:: Excerpt to read ::
((

Berliner Philharmoniker recordings · Kirill Petrenko · Arnold Schoenberg 3 CD / 1 Blu-ray Disc
The Berlin Philharmoniker, under the direction of Chief Conductor Kirill Petrenko, presents a box set of live recordings featuring some of Schönberg’s most ‘beloved’ works, including Verklärte Nacht and Chamber Symphony No.1. The true highlight of this superb collection, however, is the rarely performed oratorio Die Jakobsleiter.
The Russian-Austrian conductor Kirill Petrenko has long championed Arnold Schönberg’s orchestral and vocal works. Simon Rattle, Petrenko’s predecessor as chief conductor of the Berlin Philharmonic (BP), didn’t shy away from programming Schönberg either, but for Petrenko the Austrian–American composer has held a special significance since his student days. Since taking up the post in 2019, he has led several Schönberg performances with the orchestra, now collected in a boxed set with three CDs, a Blu-ray disc and an extensive booklet. A few of these will undoubtedly rank among the very finest – unsurprising , given the Berlin Phil’s deep familiarity with this repertoire.

))

:: Collected material ::
((

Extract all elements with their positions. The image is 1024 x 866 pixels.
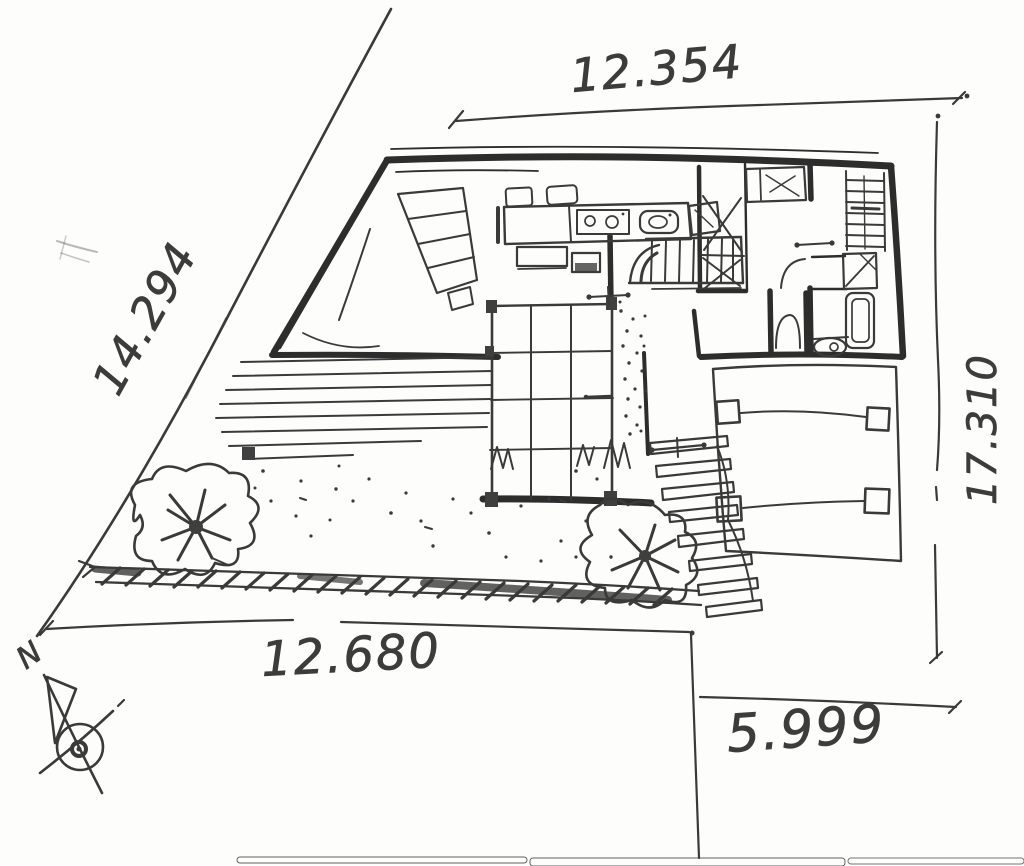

))

:: Task requirements ::
1. In the passage on the Schönberg box set, do these statements agree with the text: (a) Petrenko took up his post in 2019, (b) the box set includes two CDs, (c) Simon Rattle avoided programming Schönberg? Answer yes or no for each, quoting the deciding words.
2. Repeat word for word everything in the passage on the Schönberg box set from "The Russian-Austrian conductor" down to "with this repertoire.".
The listing plays no part in the work here.

:: Task-by-task outputs ::
1.
(a) Yes: "Since taking up the post in 2019"
(b) No: "a boxed set with three CDs, a Blu-ray disc and an extensive booklet"
(c) No: "didn’t shy away from programming Schönberg either"

2.
The Russian-Austrian conductor Kirill Petrenko has long championed Arnold Schönberg’s orchestral and vocal works. Simon Rattle, Petrenko’s predecessor as chief conductor of the Berlin Philharmonic (BP), didn’t shy away from programming Schönberg either, but for Petrenko the Austrian–American composer has held a special significance since his student days. Since taking up the post in 2019, he has led several Schönberg performances with the orchestra, now collected in a boxed set with three CDs, a Blu-ray disc and an extensive booklet. A few of these will undoubtedly rank among the very finest – unsurprising , given the Berlin Phil’s deep familiarity with this repertoire.